Locate each line of the material that contains "IMAZA", then return it.

** BEGIN **

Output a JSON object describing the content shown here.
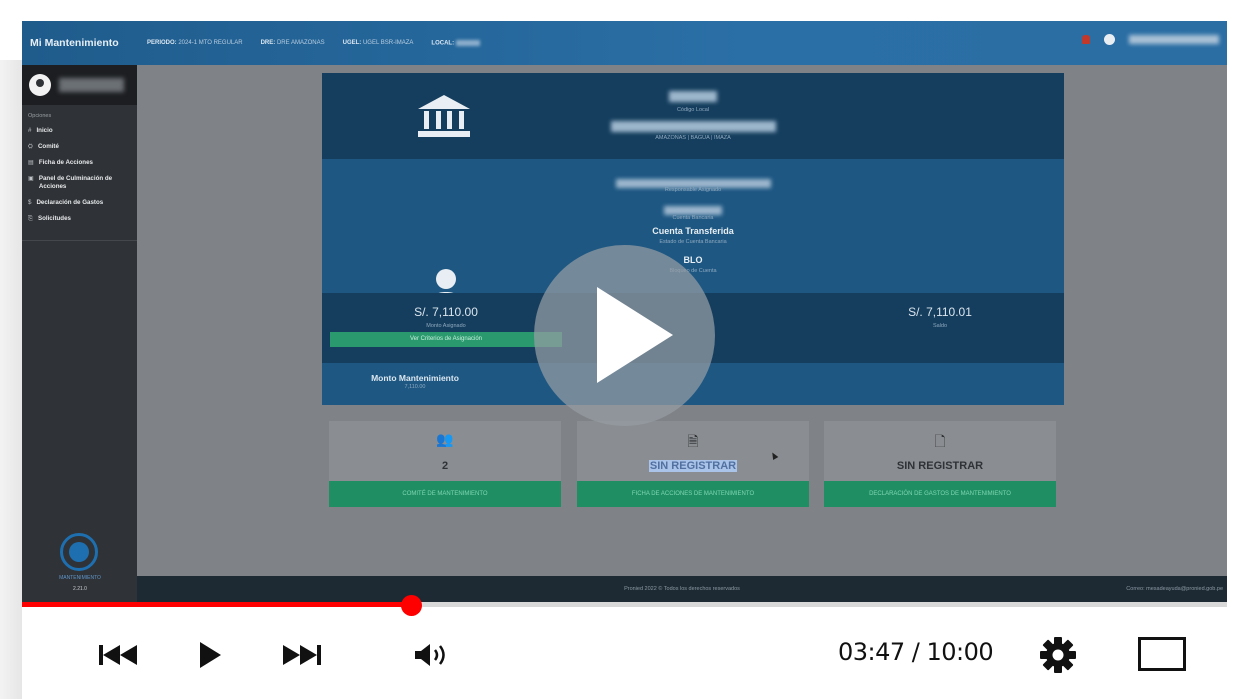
{
  "app": {
    "title": "Mi Mantenimiento",
    "header": {
      "periodo_label": "PERIODO:",
      "periodo_value": "2024-1 MTO REGULAR",
      "dre_label": "DRE:",
      "dre_value": "DRE AMAZONAS",
      "ugel_label": "UGEL:",
      "ugel_value": "UGEL BSR-IMAZA",
      "local_label": "LOCAL:"
    },
    "sidebar": {
      "section_label": "Opciones",
      "items": [
        {
          "icon": "#",
          "label": "Inicio"
        },
        {
          "icon": "⛭",
          "label": "Comité"
        },
        {
          "icon": "▤",
          "label": "Ficha de Acciones"
        },
        {
          "icon": "▣",
          "label": "Panel de Culminación de Acciones"
        },
        {
          "icon": "$",
          "label": "Declaración de Gastos"
        },
        {
          "icon": "⎘",
          "label": "Solicitudes"
        }
      ],
      "logo_text": "MANTENIMIENTO",
      "version": "2.21.0"
    },
    "local_panel": {
      "codigo_local_label": "Código Local",
      "location": "AMAZONAS | BAGUA | IMAZA"
    },
    "responsable_panel": {
      "responsable_label": "Responsable Asignado",
      "cuenta_label": "Cuenta Bancaria",
      "estado_cuenta_value": "Cuenta Transferida",
      "estado_cuenta_label": "Estado de Cuenta Bancaria",
      "bloqueo_value": "BLO",
      "bloqueo_label": "Bloqueo de Cuenta"
    },
    "amounts": {
      "asignado_value": "S/. 7,110.00",
      "asignado_label": "Monto Asignado",
      "criterios_button": "Ver Criterios de Asignación",
      "saldo_value": "S/. 7,110.01",
      "saldo_label": "Saldo"
    },
    "mantenimiento": {
      "label": "Monto Mantenimiento",
      "value": "7,110.00"
    },
    "cards": [
      {
        "icon": "users-icon",
        "glyph": "👥",
        "value": "2",
        "button": "COMITÉ DE MANTENIMIENTO"
      },
      {
        "icon": "document-outline-icon",
        "glyph": "🗎",
        "value": "SIN REGISTRAR",
        "button": "FICHA DE ACCIONES DE MANTENIMIENTO"
      },
      {
        "icon": "document-filled-icon",
        "glyph": "🗋",
        "value": "SIN REGISTRAR",
        "button": "DECLARACIÓN DE GASTOS DE MANTENIMIENTO"
      }
    ],
    "footer": {
      "copyright": "Pronied 2022 © Todos los derechos reservados",
      "contact": "Correo: mesadeayuda@pronied.gob.pe"
    }
  },
  "player": {
    "current_time": "03:47",
    "separator": " / ",
    "duration": "10:00",
    "progress_fraction": 0.323,
    "accent_color": "#ff0000",
    "controls": [
      "previous-icon",
      "play-icon",
      "next-icon",
      "volume-icon",
      "settings-gear-icon",
      "fullscreen-icon"
    ]
  }
}
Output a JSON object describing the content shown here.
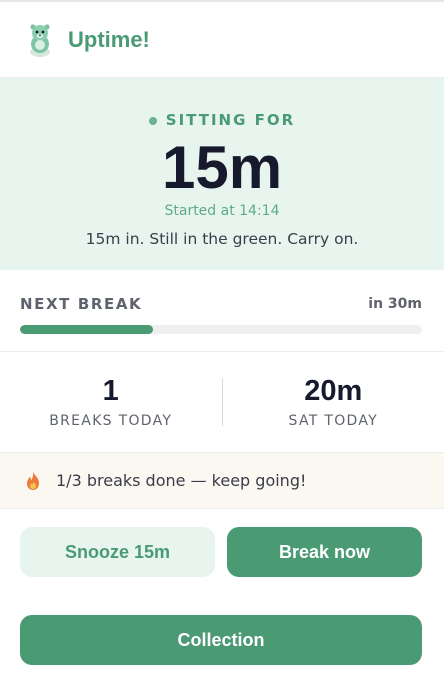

** END **

### Correct response:
      "ugel_value": "UGEL BSR-IMAZA",
      "location": "AMAZONAS | BAGUA | IMAZA"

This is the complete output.